(Element and region data)
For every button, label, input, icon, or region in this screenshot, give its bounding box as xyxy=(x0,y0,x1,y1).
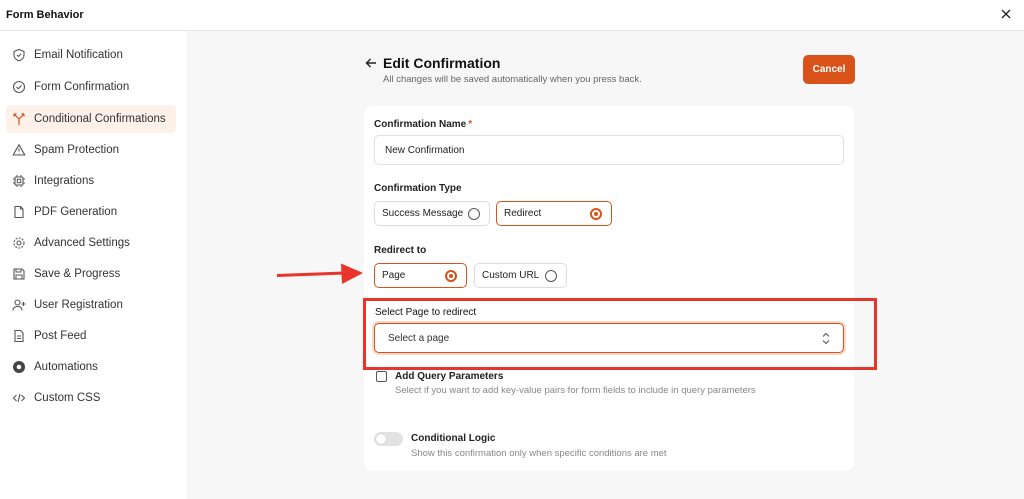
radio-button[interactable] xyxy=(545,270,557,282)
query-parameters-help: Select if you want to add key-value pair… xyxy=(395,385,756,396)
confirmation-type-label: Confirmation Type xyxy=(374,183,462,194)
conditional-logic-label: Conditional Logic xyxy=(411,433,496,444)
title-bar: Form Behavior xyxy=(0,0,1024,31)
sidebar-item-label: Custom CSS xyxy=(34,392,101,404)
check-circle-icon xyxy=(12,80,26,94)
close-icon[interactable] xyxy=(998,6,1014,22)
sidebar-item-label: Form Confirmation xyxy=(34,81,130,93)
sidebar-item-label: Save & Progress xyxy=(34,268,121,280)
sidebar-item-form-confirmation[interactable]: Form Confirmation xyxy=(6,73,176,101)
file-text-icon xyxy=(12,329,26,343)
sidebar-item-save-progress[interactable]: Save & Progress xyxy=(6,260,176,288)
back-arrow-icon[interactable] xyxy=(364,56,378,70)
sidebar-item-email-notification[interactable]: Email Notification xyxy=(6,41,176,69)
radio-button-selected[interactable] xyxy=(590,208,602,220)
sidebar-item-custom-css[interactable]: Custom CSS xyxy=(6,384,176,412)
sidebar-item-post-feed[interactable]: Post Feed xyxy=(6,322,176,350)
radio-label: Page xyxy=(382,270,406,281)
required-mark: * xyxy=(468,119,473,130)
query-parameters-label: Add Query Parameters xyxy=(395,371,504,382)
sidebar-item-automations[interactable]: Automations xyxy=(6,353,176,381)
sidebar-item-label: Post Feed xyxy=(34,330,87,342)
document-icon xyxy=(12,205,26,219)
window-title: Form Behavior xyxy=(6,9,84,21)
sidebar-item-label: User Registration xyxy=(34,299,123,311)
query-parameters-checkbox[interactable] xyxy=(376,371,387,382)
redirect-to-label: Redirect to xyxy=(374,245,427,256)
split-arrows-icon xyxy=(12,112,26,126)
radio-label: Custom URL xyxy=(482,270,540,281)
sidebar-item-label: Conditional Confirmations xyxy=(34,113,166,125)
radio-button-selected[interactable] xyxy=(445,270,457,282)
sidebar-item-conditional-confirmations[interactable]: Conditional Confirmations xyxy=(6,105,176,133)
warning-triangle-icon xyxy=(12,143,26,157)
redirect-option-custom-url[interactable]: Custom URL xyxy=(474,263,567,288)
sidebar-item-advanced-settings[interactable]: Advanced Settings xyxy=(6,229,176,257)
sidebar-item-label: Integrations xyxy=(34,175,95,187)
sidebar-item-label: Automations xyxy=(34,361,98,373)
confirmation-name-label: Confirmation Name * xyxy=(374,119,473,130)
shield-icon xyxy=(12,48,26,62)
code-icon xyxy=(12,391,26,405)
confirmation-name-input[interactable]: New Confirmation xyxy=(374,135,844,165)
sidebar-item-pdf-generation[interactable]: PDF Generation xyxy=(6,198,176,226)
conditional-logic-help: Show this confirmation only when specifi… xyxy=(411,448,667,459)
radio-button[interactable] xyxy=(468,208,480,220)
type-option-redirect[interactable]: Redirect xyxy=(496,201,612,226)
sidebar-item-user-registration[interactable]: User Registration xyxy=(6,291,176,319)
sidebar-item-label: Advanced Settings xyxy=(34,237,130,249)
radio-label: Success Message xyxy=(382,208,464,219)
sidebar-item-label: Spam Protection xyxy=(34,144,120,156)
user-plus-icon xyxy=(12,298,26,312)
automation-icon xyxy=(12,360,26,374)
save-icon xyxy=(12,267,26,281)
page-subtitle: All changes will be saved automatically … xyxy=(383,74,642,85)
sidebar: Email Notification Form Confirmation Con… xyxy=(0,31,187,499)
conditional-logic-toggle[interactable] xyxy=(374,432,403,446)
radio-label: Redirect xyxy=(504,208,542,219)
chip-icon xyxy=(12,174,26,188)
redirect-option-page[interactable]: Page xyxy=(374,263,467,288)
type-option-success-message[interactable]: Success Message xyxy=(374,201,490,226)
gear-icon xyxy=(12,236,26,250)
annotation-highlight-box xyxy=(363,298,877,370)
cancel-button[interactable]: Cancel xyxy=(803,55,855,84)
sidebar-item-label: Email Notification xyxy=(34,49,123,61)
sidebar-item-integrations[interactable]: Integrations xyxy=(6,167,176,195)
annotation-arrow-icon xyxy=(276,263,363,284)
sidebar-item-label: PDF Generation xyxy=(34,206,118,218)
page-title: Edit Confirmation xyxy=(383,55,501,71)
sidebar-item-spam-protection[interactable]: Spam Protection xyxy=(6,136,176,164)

▶ Written instruction: Can you transcribe, line for line and unchanged, the data between the line holding "radio-button[interactable] xyxy=(545,270,557,282)" and the line holding "back-arrow-icon[interactable] xyxy=(364,56,378,70)", inclusive?

▶ Right answer:
radio-button[interactable] xyxy=(545,270,557,282)
query-parameters-help: Select if you want to add key-value pair… xyxy=(395,385,756,396)
confirmation-type-label: Confirmation Type xyxy=(374,183,462,194)
conditional-logic-label: Conditional Logic xyxy=(411,433,496,444)
title-bar: Form Behavior xyxy=(0,0,1024,31)
sidebar-item-label: Custom CSS xyxy=(34,392,101,404)
check-circle-icon xyxy=(12,80,26,94)
close-icon[interactable] xyxy=(998,6,1014,22)
sidebar-item-label: Form Confirmation xyxy=(34,81,130,93)
sidebar-item-label: Save & Progress xyxy=(34,268,121,280)
sidebar-item-form-confirmation[interactable]: Form Confirmation xyxy=(6,73,176,101)
file-text-icon xyxy=(12,329,26,343)
sidebar-item-save-progress[interactable]: Save & Progress xyxy=(6,260,176,288)
back-arrow-icon[interactable] xyxy=(364,56,378,70)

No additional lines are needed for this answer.